Entries shown →
>> Start

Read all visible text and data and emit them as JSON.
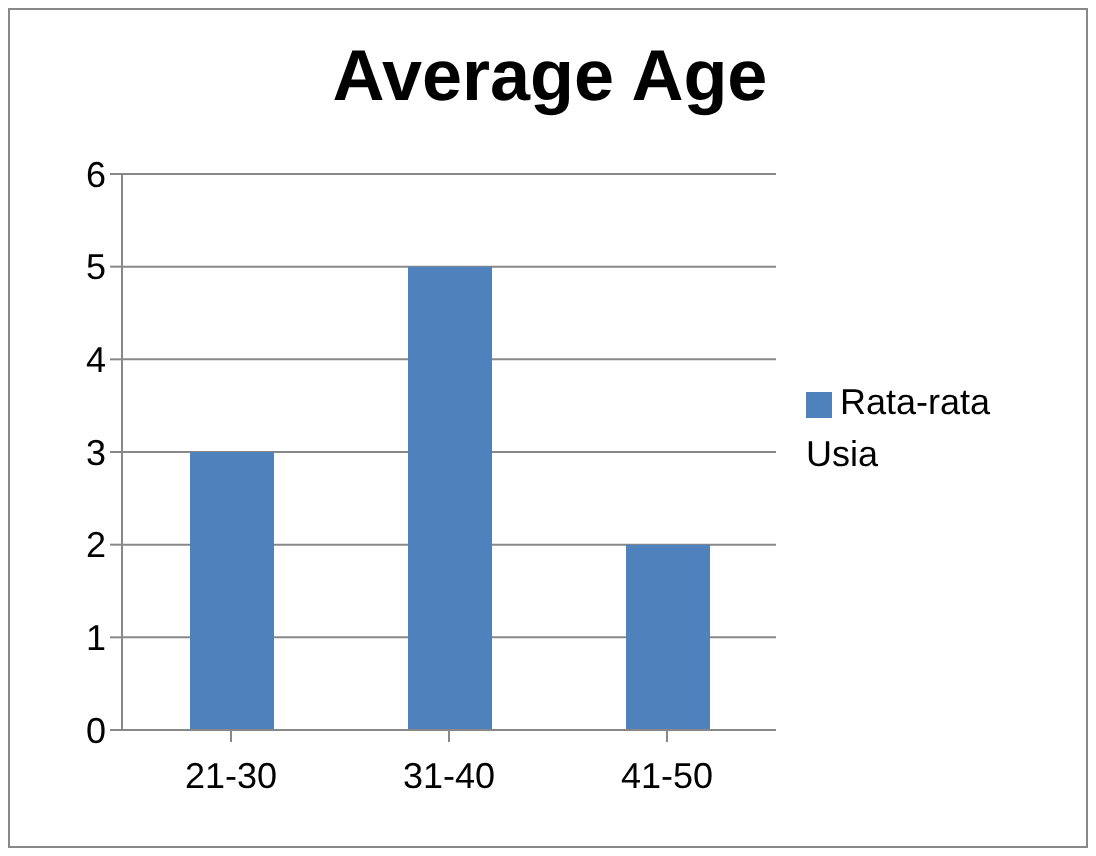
{
  "chart_data": {
    "type": "bar",
    "title": "Average Age",
    "categories": [
      "21-30",
      "31-40",
      "41-50"
    ],
    "series": [
      {
        "name": "Rata-rata Usia",
        "color": "#4f81bd",
        "values": [
          3,
          5,
          2
        ]
      }
    ],
    "ylim": [
      0,
      6
    ],
    "yticks": [
      0,
      1,
      2,
      3,
      4,
      5,
      6
    ],
    "grid": "y",
    "legend": "right"
  }
}
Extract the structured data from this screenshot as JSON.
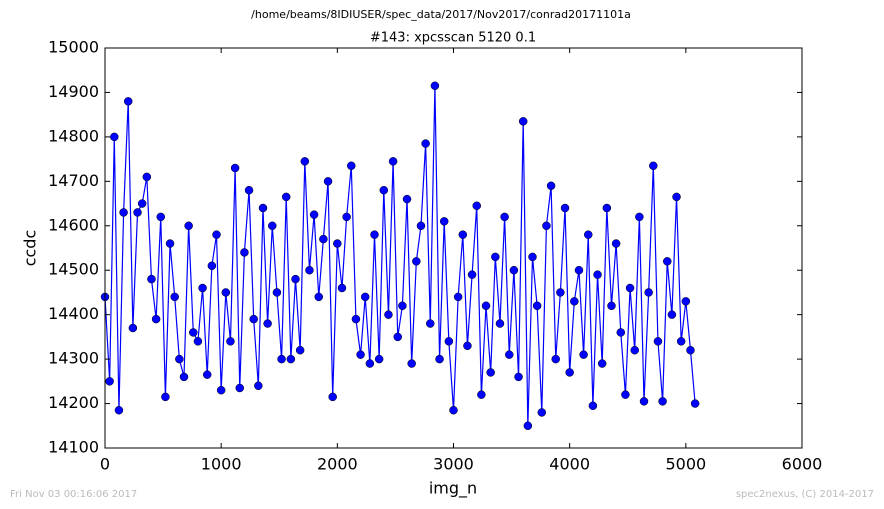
{
  "chart_data": {
    "type": "line",
    "header": "/home/beams/8IDIUSER/spec_data/2017/Nov2017/conrad20171101a",
    "title": "#143: xpcsscan 5120 0.1",
    "xlabel": "img_n",
    "ylabel": "ccdc",
    "footer_left": "Fri Nov 03 00:16:06 2017",
    "footer_right": "spec2nexus, (C) 2014-2017",
    "xlim": [
      0,
      6000
    ],
    "xticks": [
      0,
      1000,
      2000,
      3000,
      4000,
      5000,
      6000
    ],
    "ylim": [
      14100,
      15000
    ],
    "yticks": [
      14100,
      14200,
      14300,
      14400,
      14500,
      14600,
      14700,
      14800,
      14900,
      15000
    ],
    "x": [
      0,
      40,
      80,
      120,
      160,
      200,
      240,
      280,
      320,
      360,
      400,
      440,
      480,
      520,
      560,
      600,
      640,
      680,
      720,
      760,
      800,
      840,
      880,
      920,
      960,
      1000,
      1040,
      1080,
      1120,
      1160,
      1200,
      1240,
      1280,
      1320,
      1360,
      1400,
      1440,
      1480,
      1520,
      1560,
      1600,
      1640,
      1680,
      1720,
      1760,
      1800,
      1840,
      1880,
      1920,
      1960,
      2000,
      2040,
      2080,
      2120,
      2160,
      2200,
      2240,
      2280,
      2320,
      2360,
      2400,
      2440,
      2480,
      2520,
      2560,
      2600,
      2640,
      2680,
      2720,
      2760,
      2800,
      2840,
      2880,
      2920,
      2960,
      3000,
      3040,
      3080,
      3120,
      3160,
      3200,
      3240,
      3280,
      3320,
      3360,
      3400,
      3440,
      3480,
      3520,
      3560,
      3600,
      3640,
      3680,
      3720,
      3760,
      3800,
      3840,
      3880,
      3920,
      3960,
      4000,
      4040,
      4080,
      4120,
      4160,
      4200,
      4240,
      4280,
      4320,
      4360,
      4400,
      4440,
      4480,
      4520,
      4560,
      4600,
      4640,
      4680,
      4720,
      4760,
      4800,
      4840,
      4880,
      4920,
      4960,
      5000,
      5040,
      5080
    ],
    "series": [
      {
        "name": "ccdc",
        "color": "#0000ff",
        "values": [
          14440,
          14250,
          14800,
          14185,
          14630,
          14880,
          14370,
          14630,
          14650,
          14710,
          14480,
          14390,
          14620,
          14215,
          14560,
          14440,
          14300,
          14260,
          14600,
          14360,
          14340,
          14460,
          14265,
          14510,
          14580,
          14230,
          14450,
          14340,
          14730,
          14235,
          14540,
          14680,
          14390,
          14240,
          14640,
          14380,
          14600,
          14450,
          14300,
          14665,
          14300,
          14480,
          14320,
          14745,
          14500,
          14625,
          14440,
          14570,
          14700,
          14215,
          14560,
          14460,
          14620,
          14735,
          14390,
          14310,
          14440,
          14290,
          14580,
          14300,
          14680,
          14400,
          14745,
          14350,
          14420,
          14660,
          14290,
          14520,
          14600,
          14785,
          14380,
          14915,
          14300,
          14610,
          14340,
          14185,
          14440,
          14580,
          14330,
          14490,
          14645,
          14220,
          14420,
          14270,
          14530,
          14380,
          14620,
          14310,
          14500,
          14260,
          14835,
          14150,
          14530,
          14420,
          14180,
          14600,
          14690,
          14300,
          14450,
          14640,
          14270,
          14430,
          14500,
          14310,
          14580,
          14195,
          14490,
          14290,
          14640,
          14420,
          14560,
          14360,
          14220,
          14460,
          14320,
          14620,
          14205,
          14450,
          14735,
          14340,
          14205,
          14520,
          14400,
          14665,
          14340,
          14430,
          14320,
          14200
        ]
      }
    ]
  }
}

>> End

Exercise →
Copy each line of the listing that holds the word "JSON".

Answer for the task →
Read all visible text and data and emit them as JSON.
Extract the structured data from this screenshot as JSON.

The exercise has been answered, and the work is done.